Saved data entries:
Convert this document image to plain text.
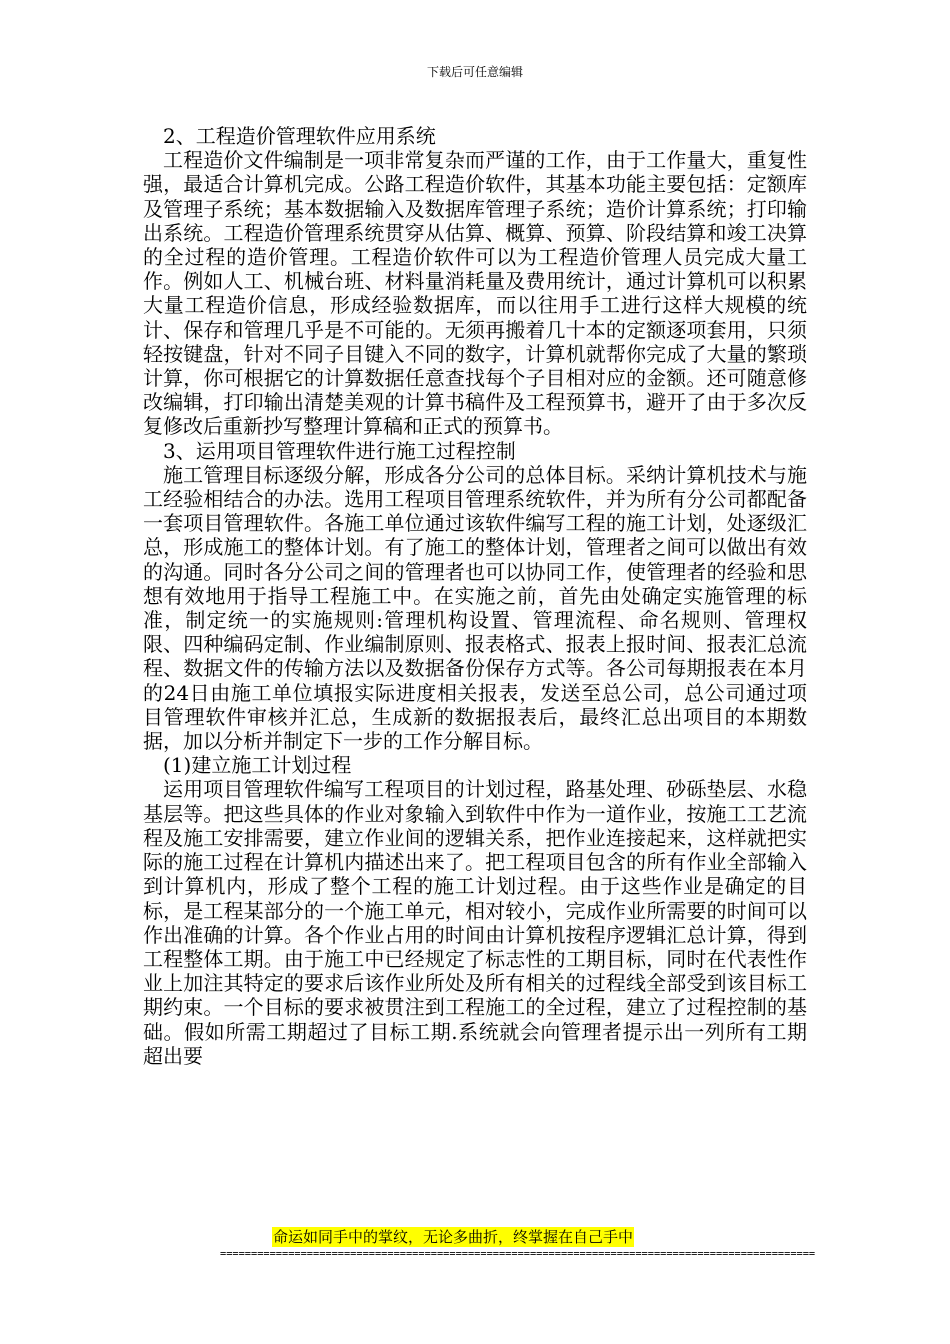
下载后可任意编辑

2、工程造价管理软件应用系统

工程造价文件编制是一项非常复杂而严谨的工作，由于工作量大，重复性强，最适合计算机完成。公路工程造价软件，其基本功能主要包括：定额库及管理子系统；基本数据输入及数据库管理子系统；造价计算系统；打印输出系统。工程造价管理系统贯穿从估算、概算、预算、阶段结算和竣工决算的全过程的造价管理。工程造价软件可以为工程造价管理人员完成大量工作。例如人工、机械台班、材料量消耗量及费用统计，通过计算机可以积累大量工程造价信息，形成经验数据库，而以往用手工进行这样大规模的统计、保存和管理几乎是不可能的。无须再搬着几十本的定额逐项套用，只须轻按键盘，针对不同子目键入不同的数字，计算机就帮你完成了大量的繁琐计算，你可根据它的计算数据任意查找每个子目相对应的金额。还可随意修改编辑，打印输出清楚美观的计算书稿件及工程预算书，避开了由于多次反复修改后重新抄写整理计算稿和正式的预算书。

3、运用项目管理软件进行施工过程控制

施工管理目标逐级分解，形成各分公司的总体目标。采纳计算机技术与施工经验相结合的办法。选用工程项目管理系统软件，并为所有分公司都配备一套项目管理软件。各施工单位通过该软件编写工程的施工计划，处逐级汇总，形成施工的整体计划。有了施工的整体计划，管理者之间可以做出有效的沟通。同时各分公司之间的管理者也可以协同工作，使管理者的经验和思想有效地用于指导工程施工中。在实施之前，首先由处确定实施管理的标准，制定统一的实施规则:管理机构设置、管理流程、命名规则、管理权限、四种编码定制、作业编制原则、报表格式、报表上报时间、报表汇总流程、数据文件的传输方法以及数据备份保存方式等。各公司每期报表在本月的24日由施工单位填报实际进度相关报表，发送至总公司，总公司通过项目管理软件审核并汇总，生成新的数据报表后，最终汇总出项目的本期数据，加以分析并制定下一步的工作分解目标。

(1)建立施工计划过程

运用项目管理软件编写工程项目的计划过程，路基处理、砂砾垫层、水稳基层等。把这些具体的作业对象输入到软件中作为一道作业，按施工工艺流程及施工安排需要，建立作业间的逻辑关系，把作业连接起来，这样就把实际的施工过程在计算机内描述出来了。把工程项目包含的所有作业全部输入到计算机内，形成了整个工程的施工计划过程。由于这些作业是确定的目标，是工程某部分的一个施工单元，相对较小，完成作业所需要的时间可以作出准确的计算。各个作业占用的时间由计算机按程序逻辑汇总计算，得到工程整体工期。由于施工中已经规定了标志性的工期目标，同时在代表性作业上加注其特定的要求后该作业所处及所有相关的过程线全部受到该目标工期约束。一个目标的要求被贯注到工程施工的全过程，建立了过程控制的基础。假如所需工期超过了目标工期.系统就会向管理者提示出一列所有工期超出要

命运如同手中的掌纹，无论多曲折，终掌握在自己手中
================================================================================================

=== EXERCISE AIM ===
Give the data again exactly as written, with all pictures left out.

=== CORRECT OUTPUT ===
Convert this document image to plain text.
下载后可任意编辑

2、工程造价管理软件应用系统

工程造价文件编制是一项非常复杂而严谨的工作，由于工作量大，重复性强，最适合计算机完成。公路工程造价软件，其基本功能主要包括：定额库及管理子系统；基本数据输入及数据库管理子系统；造价计算系统；打印输出系统。工程造价管理系统贯穿从估算、概算、预算、阶段结算和竣工决算的全过程的造价管理。工程造价软件可以为工程造价管理人员完成大量工作。例如人工、机械台班、材料量消耗量及费用统计，通过计算机可以积累大量工程造价信息，形成经验数据库，而以往用手工进行这样大规模的统计、保存和管理几乎是不可能的。无须再搬着几十本的定额逐项套用，只须轻按键盘，针对不同子目键入不同的数字，计算机就帮你完成了大量的繁琐计算，你可根据它的计算数据任意查找每个子目相对应的金额。还可随意修改编辑，打印输出清楚美观的计算书稿件及工程预算书，避开了由于多次反复修改后重新抄写整理计算稿和正式的预算书。

3、运用项目管理软件进行施工过程控制

施工管理目标逐级分解，形成各分公司的总体目标。采纳计算机技术与施工经验相结合的办法。选用工程项目管理系统软件，并为所有分公司都配备一套项目管理软件。各施工单位通过该软件编写工程的施工计划，处逐级汇总，形成施工的整体计划。有了施工的整体计划，管理者之间可以做出有效的沟通。同时各分公司之间的管理者也可以协同工作，使管理者的经验和思想有效地用于指导工程施工中。在实施之前，首先由处确定实施管理的标准，制定统一的实施规则:管理机构设置、管理流程、命名规则、管理权限、四种编码定制、作业编制原则、报表格式、报表上报时间、报表汇总流程、数据文件的传输方法以及数据备份保存方式等。各公司每期报表在本月的24日由施工单位填报实际进度相关报表，发送至总公司，总公司通过项目管理软件审核并汇总，生成新的数据报表后，最终汇总出项目的本期数据，加以分析并制定下一步的工作分解目标。

(1)建立施工计划过程

运用项目管理软件编写工程项目的计划过程，路基处理、砂砾垫层、水稳基层等。把这些具体的作业对象输入到软件中作为一道作业，按施工工艺流程及施工安排需要，建立作业间的逻辑关系，把作业连接起来，这样就把实际的施工过程在计算机内描述出来了。把工程项目包含的所有作业全部输入到计算机内，形成了整个工程的施工计划过程。由于这些作业是确定的目标，是工程某部分的一个施工单元，相对较小，完成作业所需要的时间可以作出准确的计算。各个作业占用的时间由计算机按程序逻辑汇总计算，得到工程整体工期。由于施工中已经规定了标志性的工期目标，同时在代表性作业上加注其特定的要求后该作业所处及所有相关的过程线全部受到该目标工期约束。一个目标的要求被贯注到工程施工的全过程，建立了过程控制的基础。假如所需工期超过了目标工期.系统就会向管理者提示出一列所有工期超出要

命运如同手中的掌纹，无论多曲折，终掌握在自己手中
================================================================================================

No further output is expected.